> _WHAT IS EXPECTED_: Write out every entry exactly as it appears.
# # # # # # #
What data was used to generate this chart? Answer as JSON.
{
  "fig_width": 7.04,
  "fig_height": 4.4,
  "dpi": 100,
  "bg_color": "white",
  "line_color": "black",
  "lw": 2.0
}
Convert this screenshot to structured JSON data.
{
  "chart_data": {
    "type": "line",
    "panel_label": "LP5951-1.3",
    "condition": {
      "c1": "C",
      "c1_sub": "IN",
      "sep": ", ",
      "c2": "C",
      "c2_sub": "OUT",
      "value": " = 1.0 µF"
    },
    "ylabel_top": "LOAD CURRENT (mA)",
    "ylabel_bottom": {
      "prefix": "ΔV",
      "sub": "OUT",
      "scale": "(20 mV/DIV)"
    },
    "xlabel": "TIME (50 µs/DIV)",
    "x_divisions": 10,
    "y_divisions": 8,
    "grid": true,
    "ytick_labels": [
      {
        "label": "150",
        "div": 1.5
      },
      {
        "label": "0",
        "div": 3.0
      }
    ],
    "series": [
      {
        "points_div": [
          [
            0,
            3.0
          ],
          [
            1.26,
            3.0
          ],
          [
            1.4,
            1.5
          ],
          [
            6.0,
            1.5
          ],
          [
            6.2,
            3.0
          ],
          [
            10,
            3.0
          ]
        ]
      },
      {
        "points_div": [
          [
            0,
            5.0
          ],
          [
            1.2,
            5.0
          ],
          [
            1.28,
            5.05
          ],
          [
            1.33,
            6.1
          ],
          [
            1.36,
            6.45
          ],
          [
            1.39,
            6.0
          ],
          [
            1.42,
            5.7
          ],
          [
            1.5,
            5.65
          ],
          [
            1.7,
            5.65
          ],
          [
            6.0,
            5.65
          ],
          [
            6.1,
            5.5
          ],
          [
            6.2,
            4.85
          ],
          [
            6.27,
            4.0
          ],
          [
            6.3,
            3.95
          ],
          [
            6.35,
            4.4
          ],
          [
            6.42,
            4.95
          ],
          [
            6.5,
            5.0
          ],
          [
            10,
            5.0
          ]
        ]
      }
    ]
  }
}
# # # # # # #
> _THE ANSWER_:
What data was used to generate this chart? Answer as JSON.
{
  "fig_width": 7.04,
  "fig_height": 4.4,
  "dpi": 100,
  "bg_color": "white",
  "line_color": "black",
  "lw": 2.0
}
Convert this screenshot to structured JSON data.
{
  "chart_data": {
    "type": "line",
    "panel_label": "LP5951-1.3",
    "condition": {
      "c1": "C",
      "c1_sub": "IN",
      "sep": ", ",
      "c2": "C",
      "c2_sub": "OUT",
      "value": " = 1.0 µF"
    },
    "ylabel_top": "LOAD CURRENT (mA)",
    "ylabel_bottom": {
      "prefix": "ΔV",
      "sub": "OUT",
      "scale": "(20 mV/DIV)"
    },
    "xlabel": "TIME (50 µs/DIV)",
    "x_divisions": 10,
    "y_divisions": 8,
    "grid": true,
    "ytick_labels": [
      {
        "label": "150",
        "div": 1.5
      },
      {
        "label": "0",
        "div": 3.0
      }
    ],
    "series": [
      {
        "points_div": [
          [
            0,
            3.0
          ],
          [
            1.26,
            3.0
          ],
          [
            1.4,
            1.5
          ],
          [
            6.0,
            1.5
          ],
          [
            6.2,
            3.0
          ],
          [
            10,
            3.0
          ]
        ]
      },
      {
        "points_div": [
          [
            0,
            5.0
          ],
          [
            1.2,
            5.0
          ],
          [
            1.28,
            5.05
          ],
          [
            1.33,
            6.1
          ],
          [
            1.36,
            6.45
          ],
          [
            1.39,
            6.0
          ],
          [
            1.42,
            5.7
          ],
          [
            1.5,
            5.65
          ],
          [
            1.7,
            5.65
          ],
          [
            6.0,
            5.65
          ],
          [
            6.1,
            5.5
          ],
          [
            6.2,
            4.85
          ],
          [
            6.27,
            4.0
          ],
          [
            6.3,
            3.95
          ],
          [
            6.35,
            4.4
          ],
          [
            6.42,
            4.95
          ],
          [
            6.5,
            5.0
          ],
          [
            10,
            5.0
          ]
        ]
      }
    ]
  }
}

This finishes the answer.